= Problem details =
Please rename "candle-body" to "candle-rect" throughout the following lines, keeping everything else the same.

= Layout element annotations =
----------
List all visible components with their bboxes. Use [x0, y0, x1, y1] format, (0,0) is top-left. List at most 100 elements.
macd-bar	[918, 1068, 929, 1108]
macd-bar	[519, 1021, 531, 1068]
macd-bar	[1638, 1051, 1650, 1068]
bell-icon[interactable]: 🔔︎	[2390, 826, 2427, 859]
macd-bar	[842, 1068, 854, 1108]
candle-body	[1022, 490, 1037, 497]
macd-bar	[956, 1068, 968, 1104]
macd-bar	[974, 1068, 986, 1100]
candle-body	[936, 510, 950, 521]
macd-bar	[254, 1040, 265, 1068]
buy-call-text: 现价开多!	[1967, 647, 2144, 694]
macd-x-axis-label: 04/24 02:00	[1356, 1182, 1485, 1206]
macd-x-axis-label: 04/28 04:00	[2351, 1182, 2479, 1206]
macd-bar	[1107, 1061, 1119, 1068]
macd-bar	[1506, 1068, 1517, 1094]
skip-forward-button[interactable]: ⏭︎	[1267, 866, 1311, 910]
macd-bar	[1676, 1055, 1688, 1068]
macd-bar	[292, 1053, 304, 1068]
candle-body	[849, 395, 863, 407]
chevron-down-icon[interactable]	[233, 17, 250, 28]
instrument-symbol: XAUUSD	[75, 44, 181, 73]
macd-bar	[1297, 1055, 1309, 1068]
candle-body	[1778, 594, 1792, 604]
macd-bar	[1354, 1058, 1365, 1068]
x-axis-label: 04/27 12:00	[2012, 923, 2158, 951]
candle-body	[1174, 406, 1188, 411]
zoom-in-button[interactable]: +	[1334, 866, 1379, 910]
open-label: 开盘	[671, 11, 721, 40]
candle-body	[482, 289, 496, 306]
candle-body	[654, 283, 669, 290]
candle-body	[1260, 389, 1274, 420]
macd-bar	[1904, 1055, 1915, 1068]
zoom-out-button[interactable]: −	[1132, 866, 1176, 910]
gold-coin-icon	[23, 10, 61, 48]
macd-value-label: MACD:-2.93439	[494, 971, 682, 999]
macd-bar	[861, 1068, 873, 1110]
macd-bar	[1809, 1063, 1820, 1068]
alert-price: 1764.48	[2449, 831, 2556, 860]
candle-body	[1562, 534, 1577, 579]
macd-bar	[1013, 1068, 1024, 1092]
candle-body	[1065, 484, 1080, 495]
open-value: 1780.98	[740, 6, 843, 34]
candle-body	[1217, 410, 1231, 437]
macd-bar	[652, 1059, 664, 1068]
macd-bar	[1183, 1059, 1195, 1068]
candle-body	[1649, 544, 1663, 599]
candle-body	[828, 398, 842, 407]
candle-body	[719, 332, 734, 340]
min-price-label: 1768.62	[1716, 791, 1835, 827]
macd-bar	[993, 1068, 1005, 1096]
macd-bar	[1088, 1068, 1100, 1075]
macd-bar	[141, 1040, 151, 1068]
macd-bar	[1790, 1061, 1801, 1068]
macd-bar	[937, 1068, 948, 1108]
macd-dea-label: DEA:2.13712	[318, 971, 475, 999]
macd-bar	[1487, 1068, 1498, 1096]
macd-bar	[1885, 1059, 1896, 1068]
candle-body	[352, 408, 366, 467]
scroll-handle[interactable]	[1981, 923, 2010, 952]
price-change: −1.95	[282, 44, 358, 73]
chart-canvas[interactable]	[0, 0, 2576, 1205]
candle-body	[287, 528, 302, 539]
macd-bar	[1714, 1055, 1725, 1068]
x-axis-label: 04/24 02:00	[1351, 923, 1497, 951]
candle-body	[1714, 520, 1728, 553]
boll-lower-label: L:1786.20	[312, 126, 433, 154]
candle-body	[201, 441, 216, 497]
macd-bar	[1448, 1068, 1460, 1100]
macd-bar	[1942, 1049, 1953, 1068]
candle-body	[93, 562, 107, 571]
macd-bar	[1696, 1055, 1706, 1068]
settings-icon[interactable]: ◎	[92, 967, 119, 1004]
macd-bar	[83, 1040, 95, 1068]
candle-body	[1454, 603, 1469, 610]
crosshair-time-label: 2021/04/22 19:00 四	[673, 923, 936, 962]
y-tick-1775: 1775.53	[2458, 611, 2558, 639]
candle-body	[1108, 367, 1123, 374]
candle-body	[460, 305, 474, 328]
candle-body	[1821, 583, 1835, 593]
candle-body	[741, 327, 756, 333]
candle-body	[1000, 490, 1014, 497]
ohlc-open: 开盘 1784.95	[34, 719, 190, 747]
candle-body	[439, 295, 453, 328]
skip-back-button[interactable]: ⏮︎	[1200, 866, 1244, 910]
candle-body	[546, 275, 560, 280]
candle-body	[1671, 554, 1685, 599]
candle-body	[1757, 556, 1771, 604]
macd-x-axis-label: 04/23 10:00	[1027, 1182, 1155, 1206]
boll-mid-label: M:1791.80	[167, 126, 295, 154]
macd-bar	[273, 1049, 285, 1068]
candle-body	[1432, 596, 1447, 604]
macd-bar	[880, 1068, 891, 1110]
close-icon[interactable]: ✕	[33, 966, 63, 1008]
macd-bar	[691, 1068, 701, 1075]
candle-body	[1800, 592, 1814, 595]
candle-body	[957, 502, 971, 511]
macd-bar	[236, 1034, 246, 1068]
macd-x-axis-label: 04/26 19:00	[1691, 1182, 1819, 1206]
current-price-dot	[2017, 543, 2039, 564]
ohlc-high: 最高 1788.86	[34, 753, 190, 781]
----------
= Finished task =
List all visible components with their bboxes. Use [x0, y0, x1, y1] format, (0,0) is top-left. List at most 100 elements.
macd-bar	[918, 1068, 929, 1108]
macd-bar	[519, 1021, 531, 1068]
macd-bar	[1638, 1051, 1650, 1068]
bell-icon[interactable]: 🔔︎	[2390, 826, 2427, 859]
macd-bar	[842, 1068, 854, 1108]
candle-rect	[1022, 490, 1037, 497]
macd-bar	[956, 1068, 968, 1104]
macd-bar	[974, 1068, 986, 1100]
candle-rect	[936, 510, 950, 521]
macd-bar	[254, 1040, 265, 1068]
buy-call-text: 现价开多!	[1967, 647, 2144, 694]
macd-x-axis-label: 04/24 02:00	[1356, 1182, 1485, 1206]
macd-x-axis-label: 04/28 04:00	[2351, 1182, 2479, 1206]
macd-bar	[1107, 1061, 1119, 1068]
macd-bar	[1506, 1068, 1517, 1094]
skip-forward-button[interactable]: ⏭︎	[1267, 866, 1311, 910]
macd-bar	[1676, 1055, 1688, 1068]
macd-bar	[292, 1053, 304, 1068]
candle-rect	[849, 395, 863, 407]
chevron-down-icon[interactable]	[233, 17, 250, 28]
instrument-symbol: XAUUSD	[75, 44, 181, 73]
macd-bar	[1297, 1055, 1309, 1068]
candle-rect	[1778, 594, 1792, 604]
macd-bar	[1354, 1058, 1365, 1068]
x-axis-label: 04/27 12:00	[2012, 923, 2158, 951]
candle-rect	[1174, 406, 1188, 411]
zoom-in-button[interactable]: +	[1334, 866, 1379, 910]
open-label: 开盘	[671, 11, 721, 40]
candle-rect	[482, 289, 496, 306]
candle-rect	[654, 283, 669, 290]
candle-rect	[1260, 389, 1274, 420]
macd-bar	[1904, 1055, 1915, 1068]
zoom-out-button[interactable]: −	[1132, 866, 1176, 910]
gold-coin-icon	[23, 10, 61, 48]
macd-value-label: MACD:-2.93439	[494, 971, 682, 999]
macd-bar	[861, 1068, 873, 1110]
macd-bar	[1809, 1063, 1820, 1068]
alert-price: 1764.48	[2449, 831, 2556, 860]
candle-rect	[1562, 534, 1577, 579]
macd-bar	[1013, 1068, 1024, 1092]
candle-rect	[1065, 484, 1080, 495]
open-value: 1780.98	[740, 6, 843, 34]
candle-rect	[1217, 410, 1231, 437]
macd-bar	[652, 1059, 664, 1068]
macd-bar	[1183, 1059, 1195, 1068]
candle-rect	[1649, 544, 1663, 599]
candle-rect	[828, 398, 842, 407]
candle-rect	[719, 332, 734, 340]
min-price-label: 1768.62	[1716, 791, 1835, 827]
macd-bar	[993, 1068, 1005, 1096]
macd-bar	[1088, 1068, 1100, 1075]
macd-bar	[141, 1040, 151, 1068]
macd-bar	[1790, 1061, 1801, 1068]
macd-bar	[937, 1068, 948, 1108]
macd-dea-label: DEA:2.13712	[318, 971, 475, 999]
macd-bar	[1487, 1068, 1498, 1096]
macd-bar	[1885, 1059, 1896, 1068]
candle-rect	[352, 408, 366, 467]
scroll-handle[interactable]	[1981, 923, 2010, 952]
price-change: −1.95	[282, 44, 358, 73]
chart-canvas[interactable]	[0, 0, 2576, 1205]
candle-rect	[287, 528, 302, 539]
macd-bar	[1714, 1055, 1725, 1068]
x-axis-label: 04/24 02:00	[1351, 923, 1497, 951]
candle-rect	[1714, 520, 1728, 553]
boll-lower-label: L:1786.20	[312, 126, 433, 154]
candle-rect	[201, 441, 216, 497]
macd-bar	[1448, 1068, 1460, 1100]
macd-bar	[1942, 1049, 1953, 1068]
candle-rect	[93, 562, 107, 571]
macd-bar	[1696, 1055, 1706, 1068]
settings-icon[interactable]: ◎	[92, 967, 119, 1004]
macd-bar	[83, 1040, 95, 1068]
candle-rect	[1454, 603, 1469, 610]
crosshair-time-label: 2021/04/22 19:00 四	[673, 923, 936, 962]
y-tick-1775: 1775.53	[2458, 611, 2558, 639]
candle-rect	[1108, 367, 1123, 374]
candle-rect	[460, 305, 474, 328]
candle-rect	[1821, 583, 1835, 593]
candle-rect	[741, 327, 756, 333]
candle-rect	[1000, 490, 1014, 497]
ohlc-open: 开盘 1784.95	[34, 719, 190, 747]
candle-rect	[439, 295, 453, 328]
skip-back-button[interactable]: ⏮︎	[1200, 866, 1244, 910]
candle-rect	[546, 275, 560, 280]
candle-rect	[1671, 554, 1685, 599]
candle-rect	[1757, 556, 1771, 604]
macd-x-axis-label: 04/23 10:00	[1027, 1182, 1155, 1206]
boll-mid-label: M:1791.80	[167, 126, 295, 154]
macd-bar	[273, 1049, 285, 1068]
candle-rect	[1432, 596, 1447, 604]
macd-bar	[880, 1068, 891, 1110]
close-icon[interactable]: ✕	[33, 966, 63, 1008]
macd-bar	[691, 1068, 701, 1075]
candle-rect	[1800, 592, 1814, 595]
candle-rect	[957, 502, 971, 511]
macd-bar	[236, 1034, 246, 1068]
macd-x-axis-label: 04/26 19:00	[1691, 1182, 1819, 1206]
current-price-dot	[2017, 543, 2039, 564]
ohlc-high: 最高 1788.86	[34, 753, 190, 781]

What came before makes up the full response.